> **DATA FOR THIS TASK**

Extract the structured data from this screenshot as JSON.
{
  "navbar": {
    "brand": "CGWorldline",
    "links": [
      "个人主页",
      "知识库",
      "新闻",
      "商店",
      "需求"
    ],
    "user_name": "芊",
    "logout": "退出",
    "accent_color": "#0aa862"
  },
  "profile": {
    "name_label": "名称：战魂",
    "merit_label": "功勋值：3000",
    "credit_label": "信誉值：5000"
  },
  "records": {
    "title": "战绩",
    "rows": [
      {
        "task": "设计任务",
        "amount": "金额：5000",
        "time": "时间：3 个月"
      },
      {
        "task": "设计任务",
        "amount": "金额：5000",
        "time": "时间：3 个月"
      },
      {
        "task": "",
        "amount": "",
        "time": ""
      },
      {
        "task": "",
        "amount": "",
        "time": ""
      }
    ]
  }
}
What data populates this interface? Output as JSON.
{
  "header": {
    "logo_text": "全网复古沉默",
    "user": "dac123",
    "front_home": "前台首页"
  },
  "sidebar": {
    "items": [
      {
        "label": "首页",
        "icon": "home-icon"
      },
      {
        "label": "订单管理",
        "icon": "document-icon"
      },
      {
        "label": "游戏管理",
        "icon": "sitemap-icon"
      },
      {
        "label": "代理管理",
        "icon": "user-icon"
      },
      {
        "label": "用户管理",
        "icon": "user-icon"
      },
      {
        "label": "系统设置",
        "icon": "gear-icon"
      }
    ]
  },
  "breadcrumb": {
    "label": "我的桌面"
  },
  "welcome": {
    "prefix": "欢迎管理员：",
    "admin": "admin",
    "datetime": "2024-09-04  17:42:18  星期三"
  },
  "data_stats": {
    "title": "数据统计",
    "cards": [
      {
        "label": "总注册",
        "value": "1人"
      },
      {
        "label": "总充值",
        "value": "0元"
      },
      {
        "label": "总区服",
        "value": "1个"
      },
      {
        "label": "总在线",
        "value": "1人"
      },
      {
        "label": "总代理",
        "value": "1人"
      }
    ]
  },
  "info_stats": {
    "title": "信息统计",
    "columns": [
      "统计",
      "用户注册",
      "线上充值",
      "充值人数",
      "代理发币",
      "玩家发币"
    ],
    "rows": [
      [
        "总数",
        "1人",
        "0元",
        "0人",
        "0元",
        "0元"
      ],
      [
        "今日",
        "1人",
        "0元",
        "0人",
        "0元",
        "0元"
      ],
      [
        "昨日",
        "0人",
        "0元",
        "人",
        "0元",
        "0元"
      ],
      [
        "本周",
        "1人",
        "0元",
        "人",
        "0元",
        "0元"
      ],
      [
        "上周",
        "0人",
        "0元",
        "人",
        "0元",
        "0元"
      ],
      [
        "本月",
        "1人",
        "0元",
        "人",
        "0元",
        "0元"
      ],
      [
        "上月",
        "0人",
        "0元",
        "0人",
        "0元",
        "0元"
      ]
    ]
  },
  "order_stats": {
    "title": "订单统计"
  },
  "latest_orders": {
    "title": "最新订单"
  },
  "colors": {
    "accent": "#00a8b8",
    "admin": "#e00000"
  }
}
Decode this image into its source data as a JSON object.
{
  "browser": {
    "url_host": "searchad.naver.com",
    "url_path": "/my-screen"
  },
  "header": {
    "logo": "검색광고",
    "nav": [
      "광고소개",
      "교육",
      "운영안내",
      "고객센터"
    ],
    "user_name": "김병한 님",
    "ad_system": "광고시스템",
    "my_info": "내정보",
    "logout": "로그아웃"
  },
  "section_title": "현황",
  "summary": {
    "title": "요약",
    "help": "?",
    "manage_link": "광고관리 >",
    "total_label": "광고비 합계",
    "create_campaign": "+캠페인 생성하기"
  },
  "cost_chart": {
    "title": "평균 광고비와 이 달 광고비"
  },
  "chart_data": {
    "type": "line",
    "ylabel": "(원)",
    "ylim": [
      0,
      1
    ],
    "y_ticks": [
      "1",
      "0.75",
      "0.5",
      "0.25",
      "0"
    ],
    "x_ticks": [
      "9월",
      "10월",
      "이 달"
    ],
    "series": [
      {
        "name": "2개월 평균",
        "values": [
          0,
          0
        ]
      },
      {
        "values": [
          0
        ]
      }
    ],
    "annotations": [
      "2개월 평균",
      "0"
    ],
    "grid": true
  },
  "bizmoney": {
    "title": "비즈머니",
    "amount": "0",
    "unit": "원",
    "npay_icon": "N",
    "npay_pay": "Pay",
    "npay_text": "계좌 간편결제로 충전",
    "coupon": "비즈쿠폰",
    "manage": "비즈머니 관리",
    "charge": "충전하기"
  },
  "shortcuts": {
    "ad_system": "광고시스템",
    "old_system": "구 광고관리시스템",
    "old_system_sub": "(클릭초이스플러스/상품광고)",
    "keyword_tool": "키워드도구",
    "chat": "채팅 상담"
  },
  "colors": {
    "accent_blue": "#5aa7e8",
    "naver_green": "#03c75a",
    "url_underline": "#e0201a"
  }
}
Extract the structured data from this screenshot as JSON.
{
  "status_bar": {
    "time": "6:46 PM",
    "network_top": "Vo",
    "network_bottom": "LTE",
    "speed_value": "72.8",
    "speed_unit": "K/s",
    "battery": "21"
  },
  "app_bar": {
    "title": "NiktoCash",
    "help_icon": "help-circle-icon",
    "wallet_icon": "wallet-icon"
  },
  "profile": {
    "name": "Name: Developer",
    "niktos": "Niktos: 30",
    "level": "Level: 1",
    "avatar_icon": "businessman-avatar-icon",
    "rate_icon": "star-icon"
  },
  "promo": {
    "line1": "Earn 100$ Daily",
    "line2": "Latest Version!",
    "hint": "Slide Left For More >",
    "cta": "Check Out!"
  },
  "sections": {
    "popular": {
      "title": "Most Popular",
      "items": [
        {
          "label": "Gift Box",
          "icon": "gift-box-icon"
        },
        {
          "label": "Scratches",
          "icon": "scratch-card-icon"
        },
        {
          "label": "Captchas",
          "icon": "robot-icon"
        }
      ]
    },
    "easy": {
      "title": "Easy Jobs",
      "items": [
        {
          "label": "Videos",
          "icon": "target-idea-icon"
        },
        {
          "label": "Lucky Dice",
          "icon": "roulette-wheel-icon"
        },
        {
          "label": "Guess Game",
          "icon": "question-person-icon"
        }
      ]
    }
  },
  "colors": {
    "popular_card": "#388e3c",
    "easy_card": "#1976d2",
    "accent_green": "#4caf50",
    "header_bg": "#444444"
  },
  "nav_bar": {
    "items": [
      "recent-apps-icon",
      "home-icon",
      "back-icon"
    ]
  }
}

> **GOAL**
Go back to the listing above and please repeat it exactly.

> **RESPONSE TO THE TASK**
Extract the structured data from this screenshot as JSON.
{
  "navbar": {
    "brand": "CGWorldline",
    "links": [
      "个人主页",
      "知识库",
      "新闻",
      "商店",
      "需求"
    ],
    "user_name": "芊",
    "logout": "退出",
    "accent_color": "#0aa862"
  },
  "profile": {
    "name_label": "名称：战魂",
    "merit_label": "功勋值：3000",
    "credit_label": "信誉值：5000"
  },
  "records": {
    "title": "战绩",
    "rows": [
      {
        "task": "设计任务",
        "amount": "金额：5000",
        "time": "时间：3 个月"
      },
      {
        "task": "设计任务",
        "amount": "金额：5000",
        "time": "时间：3 个月"
      },
      {
        "task": "",
        "amount": "",
        "time": ""
      },
      {
        "task": "",
        "amount": "",
        "time": ""
      }
    ]
  }
}
What data populates this interface? Output as JSON.
{
  "header": {
    "logo_text": "全网复古沉默",
    "user": "dac123",
    "front_home": "前台首页"
  },
  "sidebar": {
    "items": [
      {
        "label": "首页",
        "icon": "home-icon"
      },
      {
        "label": "订单管理",
        "icon": "document-icon"
      },
      {
        "label": "游戏管理",
        "icon": "sitemap-icon"
      },
      {
        "label": "代理管理",
        "icon": "user-icon"
      },
      {
        "label": "用户管理",
        "icon": "user-icon"
      },
      {
        "label": "系统设置",
        "icon": "gear-icon"
      }
    ]
  },
  "breadcrumb": {
    "label": "我的桌面"
  },
  "welcome": {
    "prefix": "欢迎管理员：",
    "admin": "admin",
    "datetime": "2024-09-04  17:42:18  星期三"
  },
  "data_stats": {
    "title": "数据统计",
    "cards": [
      {
        "label": "总注册",
        "value": "1人"
      },
      {
        "label": "总充值",
        "value": "0元"
      },
      {
        "label": "总区服",
        "value": "1个"
      },
      {
        "label": "总在线",
        "value": "1人"
      },
      {
        "label": "总代理",
        "value": "1人"
      }
    ]
  },
  "info_stats": {
    "title": "信息统计",
    "columns": [
      "统计",
      "用户注册",
      "线上充值",
      "充值人数",
      "代理发币",
      "玩家发币"
    ],
    "rows": [
      [
        "总数",
        "1人",
        "0元",
        "0人",
        "0元",
        "0元"
      ],
      [
        "今日",
        "1人",
        "0元",
        "0人",
        "0元",
        "0元"
      ],
      [
        "昨日",
        "0人",
        "0元",
        "人",
        "0元",
        "0元"
      ],
      [
        "本周",
        "1人",
        "0元",
        "人",
        "0元",
        "0元"
      ],
      [
        "上周",
        "0人",
        "0元",
        "人",
        "0元",
        "0元"
      ],
      [
        "本月",
        "1人",
        "0元",
        "人",
        "0元",
        "0元"
      ],
      [
        "上月",
        "0人",
        "0元",
        "0人",
        "0元",
        "0元"
      ]
    ]
  },
  "order_stats": {
    "title": "订单统计"
  },
  "latest_orders": {
    "title": "最新订单"
  },
  "colors": {
    "accent": "#00a8b8",
    "admin": "#e00000"
  }
}
Decode this image into its source data as a JSON object.
{
  "browser": {
    "url_host": "searchad.naver.com",
    "url_path": "/my-screen"
  },
  "header": {
    "logo": "검색광고",
    "nav": [
      "광고소개",
      "교육",
      "운영안내",
      "고객센터"
    ],
    "user_name": "김병한 님",
    "ad_system": "광고시스템",
    "my_info": "내정보",
    "logout": "로그아웃"
  },
  "section_title": "현황",
  "summary": {
    "title": "요약",
    "help": "?",
    "manage_link": "광고관리 >",
    "total_label": "광고비 합계",
    "create_campaign": "+캠페인 생성하기"
  },
  "cost_chart": {
    "title": "평균 광고비와 이 달 광고비"
  },
  "chart_data": {
    "type": "line",
    "ylabel": "(원)",
    "ylim": [
      0,
      1
    ],
    "y_ticks": [
      "1",
      "0.75",
      "0.5",
      "0.25",
      "0"
    ],
    "x_ticks": [
      "9월",
      "10월",
      "이 달"
    ],
    "series": [
      {
        "name": "2개월 평균",
        "values": [
          0,
          0
        ]
      },
      {
        "values": [
          0
        ]
      }
    ],
    "annotations": [
      "2개월 평균",
      "0"
    ],
    "grid": true
  },
  "bizmoney": {
    "title": "비즈머니",
    "amount": "0",
    "unit": "원",
    "npay_icon": "N",
    "npay_pay": "Pay",
    "npay_text": "계좌 간편결제로 충전",
    "coupon": "비즈쿠폰",
    "manage": "비즈머니 관리",
    "charge": "충전하기"
  },
  "shortcuts": {
    "ad_system": "광고시스템",
    "old_system": "구 광고관리시스템",
    "old_system_sub": "(클릭초이스플러스/상품광고)",
    "keyword_tool": "키워드도구",
    "chat": "채팅 상담"
  },
  "colors": {
    "accent_blue": "#5aa7e8",
    "naver_green": "#03c75a",
    "url_underline": "#e0201a"
  }
}
Extract the structured data from this screenshot as JSON.
{
  "status_bar": {
    "time": "6:46 PM",
    "network_top": "Vo",
    "network_bottom": "LTE",
    "speed_value": "72.8",
    "speed_unit": "K/s",
    "battery": "21"
  },
  "app_bar": {
    "title": "NiktoCash",
    "help_icon": "help-circle-icon",
    "wallet_icon": "wallet-icon"
  },
  "profile": {
    "name": "Name: Developer",
    "niktos": "Niktos: 30",
    "level": "Level: 1",
    "avatar_icon": "businessman-avatar-icon",
    "rate_icon": "star-icon"
  },
  "promo": {
    "line1": "Earn 100$ Daily",
    "line2": "Latest Version!",
    "hint": "Slide Left For More >",
    "cta": "Check Out!"
  },
  "sections": {
    "popular": {
      "title": "Most Popular",
      "items": [
        {
          "label": "Gift Box",
          "icon": "gift-box-icon"
        },
        {
          "label": "Scratches",
          "icon": "scratch-card-icon"
        },
        {
          "label": "Captchas",
          "icon": "robot-icon"
        }
      ]
    },
    "easy": {
      "title": "Easy Jobs",
      "items": [
        {
          "label": "Videos",
          "icon": "target-idea-icon"
        },
        {
          "label": "Lucky Dice",
          "icon": "roulette-wheel-icon"
        },
        {
          "label": "Guess Game",
          "icon": "question-person-icon"
        }
      ]
    }
  },
  "colors": {
    "popular_card": "#388e3c",
    "easy_card": "#1976d2",
    "accent_green": "#4caf50",
    "header_bg": "#444444"
  },
  "nav_bar": {
    "items": [
      "recent-apps-icon",
      "home-icon",
      "back-icon"
    ]
  }
}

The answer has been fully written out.